* Short task *
Pull out every line in the data that has the string "values" in it.

* Entries shown *
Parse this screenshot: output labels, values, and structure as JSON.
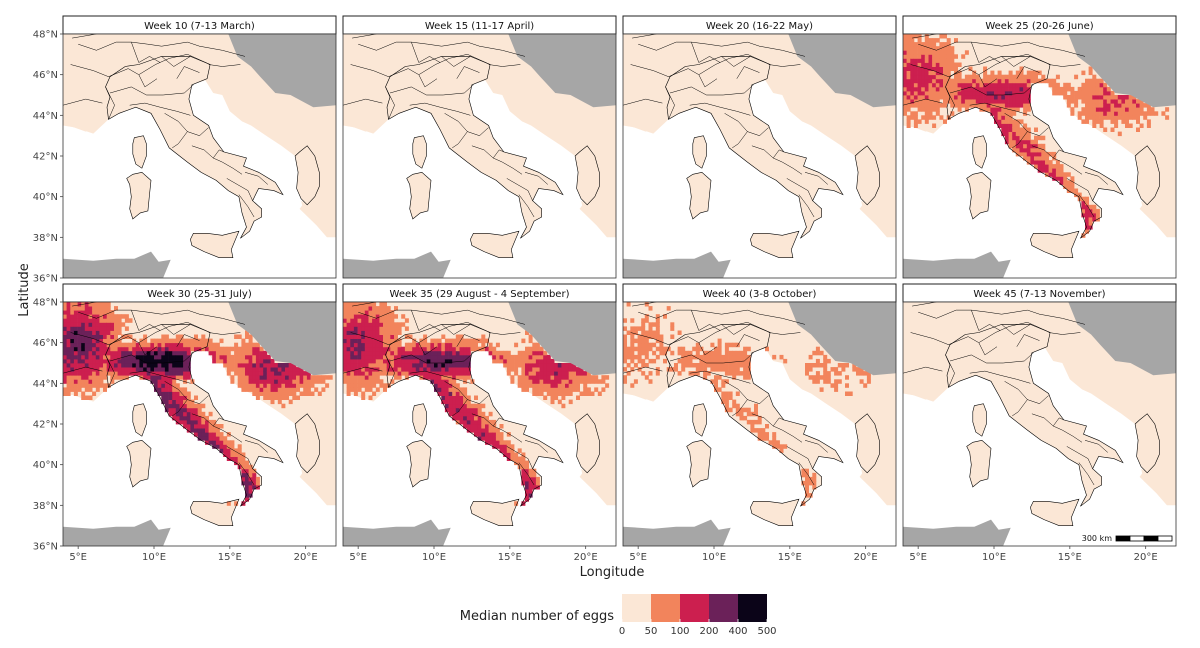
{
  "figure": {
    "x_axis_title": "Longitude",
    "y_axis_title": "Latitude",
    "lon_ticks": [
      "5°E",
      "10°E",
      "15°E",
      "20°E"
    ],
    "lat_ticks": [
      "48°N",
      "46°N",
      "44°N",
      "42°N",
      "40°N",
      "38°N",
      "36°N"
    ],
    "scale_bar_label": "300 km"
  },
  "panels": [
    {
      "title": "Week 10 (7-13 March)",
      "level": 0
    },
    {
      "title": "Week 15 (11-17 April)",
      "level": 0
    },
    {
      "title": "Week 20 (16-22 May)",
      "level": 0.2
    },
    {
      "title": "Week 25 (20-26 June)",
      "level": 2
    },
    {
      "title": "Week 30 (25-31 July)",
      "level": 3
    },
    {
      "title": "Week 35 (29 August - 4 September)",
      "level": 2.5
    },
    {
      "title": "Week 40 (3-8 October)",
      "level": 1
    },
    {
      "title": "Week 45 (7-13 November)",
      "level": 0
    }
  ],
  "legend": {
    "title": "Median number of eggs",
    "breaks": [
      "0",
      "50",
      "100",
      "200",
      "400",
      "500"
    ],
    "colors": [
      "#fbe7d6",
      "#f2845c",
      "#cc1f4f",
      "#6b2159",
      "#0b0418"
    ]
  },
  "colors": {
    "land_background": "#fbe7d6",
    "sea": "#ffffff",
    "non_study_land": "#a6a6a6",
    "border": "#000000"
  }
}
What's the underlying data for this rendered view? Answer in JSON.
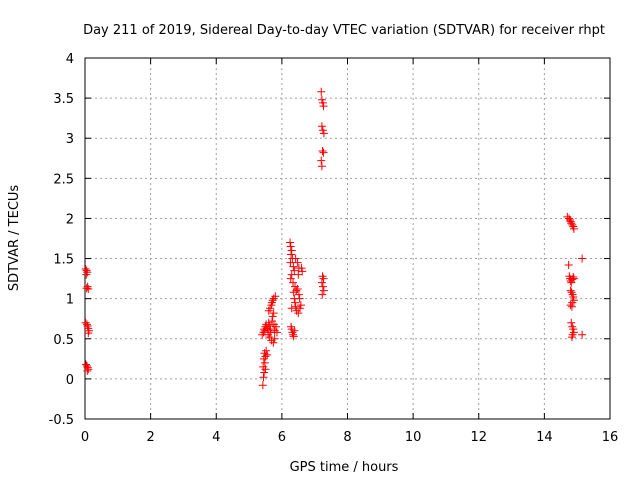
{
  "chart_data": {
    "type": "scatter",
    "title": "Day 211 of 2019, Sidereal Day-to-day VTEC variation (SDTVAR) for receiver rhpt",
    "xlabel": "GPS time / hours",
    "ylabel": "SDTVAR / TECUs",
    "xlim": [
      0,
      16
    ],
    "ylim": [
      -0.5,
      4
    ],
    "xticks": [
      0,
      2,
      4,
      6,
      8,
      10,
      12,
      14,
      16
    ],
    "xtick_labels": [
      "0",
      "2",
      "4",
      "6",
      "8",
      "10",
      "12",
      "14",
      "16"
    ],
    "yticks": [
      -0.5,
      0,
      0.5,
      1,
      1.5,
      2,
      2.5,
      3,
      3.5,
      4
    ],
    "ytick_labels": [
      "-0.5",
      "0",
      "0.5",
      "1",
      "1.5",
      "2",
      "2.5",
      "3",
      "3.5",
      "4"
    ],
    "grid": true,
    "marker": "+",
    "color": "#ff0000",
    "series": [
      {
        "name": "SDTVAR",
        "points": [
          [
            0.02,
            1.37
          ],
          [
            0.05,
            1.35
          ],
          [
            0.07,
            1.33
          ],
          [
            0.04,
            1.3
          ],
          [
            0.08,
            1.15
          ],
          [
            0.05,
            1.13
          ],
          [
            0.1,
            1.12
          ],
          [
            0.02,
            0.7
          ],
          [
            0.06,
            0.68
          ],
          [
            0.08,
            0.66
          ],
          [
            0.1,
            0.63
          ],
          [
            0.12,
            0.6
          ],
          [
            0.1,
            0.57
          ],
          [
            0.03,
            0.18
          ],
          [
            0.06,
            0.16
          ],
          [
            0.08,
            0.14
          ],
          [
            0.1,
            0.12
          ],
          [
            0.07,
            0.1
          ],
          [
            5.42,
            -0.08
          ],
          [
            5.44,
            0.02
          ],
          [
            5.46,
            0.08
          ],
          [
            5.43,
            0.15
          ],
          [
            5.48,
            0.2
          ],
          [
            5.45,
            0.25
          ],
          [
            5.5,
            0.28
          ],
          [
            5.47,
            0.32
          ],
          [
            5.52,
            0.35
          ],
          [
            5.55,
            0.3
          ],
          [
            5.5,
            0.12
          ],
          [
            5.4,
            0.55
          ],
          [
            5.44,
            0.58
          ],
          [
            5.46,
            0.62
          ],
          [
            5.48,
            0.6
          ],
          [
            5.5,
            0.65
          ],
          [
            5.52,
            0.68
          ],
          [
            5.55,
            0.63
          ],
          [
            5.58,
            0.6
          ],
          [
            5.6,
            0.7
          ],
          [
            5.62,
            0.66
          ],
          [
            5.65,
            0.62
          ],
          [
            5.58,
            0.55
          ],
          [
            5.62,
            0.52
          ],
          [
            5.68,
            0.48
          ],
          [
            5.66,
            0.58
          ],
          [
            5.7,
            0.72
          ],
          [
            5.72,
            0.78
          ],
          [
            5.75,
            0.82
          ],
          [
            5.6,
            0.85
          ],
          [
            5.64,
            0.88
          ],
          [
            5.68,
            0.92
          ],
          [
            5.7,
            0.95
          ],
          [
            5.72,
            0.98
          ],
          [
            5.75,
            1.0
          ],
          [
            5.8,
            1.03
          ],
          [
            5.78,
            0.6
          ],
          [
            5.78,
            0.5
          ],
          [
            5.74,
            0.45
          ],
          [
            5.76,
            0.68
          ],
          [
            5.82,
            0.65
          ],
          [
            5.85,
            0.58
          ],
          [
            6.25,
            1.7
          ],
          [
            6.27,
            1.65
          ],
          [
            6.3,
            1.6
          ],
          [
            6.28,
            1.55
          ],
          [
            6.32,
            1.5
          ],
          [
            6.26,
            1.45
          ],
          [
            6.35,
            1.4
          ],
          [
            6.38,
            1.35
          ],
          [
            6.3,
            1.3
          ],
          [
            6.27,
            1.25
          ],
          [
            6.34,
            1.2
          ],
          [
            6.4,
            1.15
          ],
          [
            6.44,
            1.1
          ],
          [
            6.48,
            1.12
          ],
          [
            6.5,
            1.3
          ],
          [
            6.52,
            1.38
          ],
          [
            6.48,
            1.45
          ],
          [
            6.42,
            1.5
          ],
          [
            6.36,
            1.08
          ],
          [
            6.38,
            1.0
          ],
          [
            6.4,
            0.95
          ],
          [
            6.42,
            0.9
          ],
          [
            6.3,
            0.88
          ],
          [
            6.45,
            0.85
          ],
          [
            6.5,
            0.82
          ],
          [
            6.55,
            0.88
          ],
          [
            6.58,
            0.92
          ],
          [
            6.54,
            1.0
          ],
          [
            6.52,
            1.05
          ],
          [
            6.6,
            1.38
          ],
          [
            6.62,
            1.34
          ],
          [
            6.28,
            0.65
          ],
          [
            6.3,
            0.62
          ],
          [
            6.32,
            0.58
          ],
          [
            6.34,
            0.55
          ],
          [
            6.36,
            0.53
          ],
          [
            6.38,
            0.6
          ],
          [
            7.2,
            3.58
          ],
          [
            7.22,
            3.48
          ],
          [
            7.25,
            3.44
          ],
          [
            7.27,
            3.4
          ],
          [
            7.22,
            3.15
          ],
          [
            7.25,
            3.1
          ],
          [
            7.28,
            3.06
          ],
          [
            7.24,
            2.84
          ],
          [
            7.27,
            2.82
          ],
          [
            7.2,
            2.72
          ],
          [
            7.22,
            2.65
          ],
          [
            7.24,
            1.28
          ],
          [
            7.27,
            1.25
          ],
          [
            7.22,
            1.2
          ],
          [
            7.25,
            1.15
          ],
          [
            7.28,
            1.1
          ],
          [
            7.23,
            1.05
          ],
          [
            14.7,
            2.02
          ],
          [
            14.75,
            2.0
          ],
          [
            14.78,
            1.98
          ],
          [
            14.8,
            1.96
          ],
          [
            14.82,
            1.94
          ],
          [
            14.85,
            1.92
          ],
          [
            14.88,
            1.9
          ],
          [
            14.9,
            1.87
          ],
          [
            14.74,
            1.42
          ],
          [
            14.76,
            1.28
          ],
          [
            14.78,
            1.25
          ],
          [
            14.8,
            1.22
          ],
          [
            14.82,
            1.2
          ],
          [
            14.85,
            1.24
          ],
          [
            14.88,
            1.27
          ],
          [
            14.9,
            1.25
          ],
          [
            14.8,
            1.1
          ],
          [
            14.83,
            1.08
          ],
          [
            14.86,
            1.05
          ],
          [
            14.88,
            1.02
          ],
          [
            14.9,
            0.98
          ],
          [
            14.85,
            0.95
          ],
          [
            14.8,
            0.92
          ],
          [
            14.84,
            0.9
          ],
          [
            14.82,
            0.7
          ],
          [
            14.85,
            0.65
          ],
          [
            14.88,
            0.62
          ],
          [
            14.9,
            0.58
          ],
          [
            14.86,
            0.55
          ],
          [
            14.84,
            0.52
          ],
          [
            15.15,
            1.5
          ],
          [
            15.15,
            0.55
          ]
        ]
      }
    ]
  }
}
...
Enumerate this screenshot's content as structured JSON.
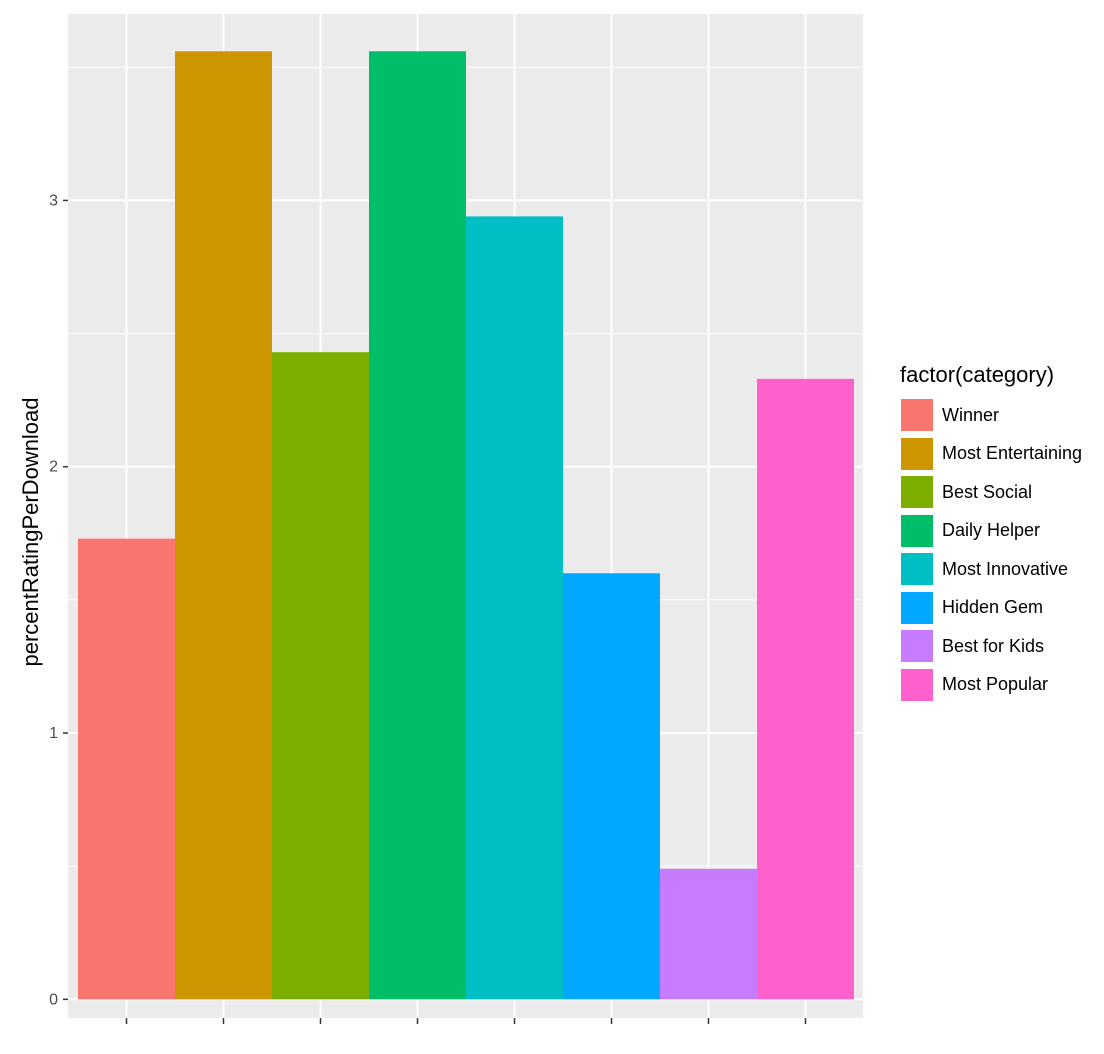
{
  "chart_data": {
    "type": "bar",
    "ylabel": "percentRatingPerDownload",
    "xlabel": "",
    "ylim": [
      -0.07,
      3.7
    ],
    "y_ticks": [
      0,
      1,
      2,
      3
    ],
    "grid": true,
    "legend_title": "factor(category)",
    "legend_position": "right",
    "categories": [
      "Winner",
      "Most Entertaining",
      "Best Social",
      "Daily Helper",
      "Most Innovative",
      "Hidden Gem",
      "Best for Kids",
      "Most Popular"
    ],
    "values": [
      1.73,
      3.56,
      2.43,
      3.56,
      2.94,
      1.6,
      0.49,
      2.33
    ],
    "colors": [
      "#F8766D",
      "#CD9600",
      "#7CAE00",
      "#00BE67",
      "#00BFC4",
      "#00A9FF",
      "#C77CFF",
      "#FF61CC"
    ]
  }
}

* Result of this exercise *
Parse this screenshot: output labels, values, and structure as JSON.
    "values": [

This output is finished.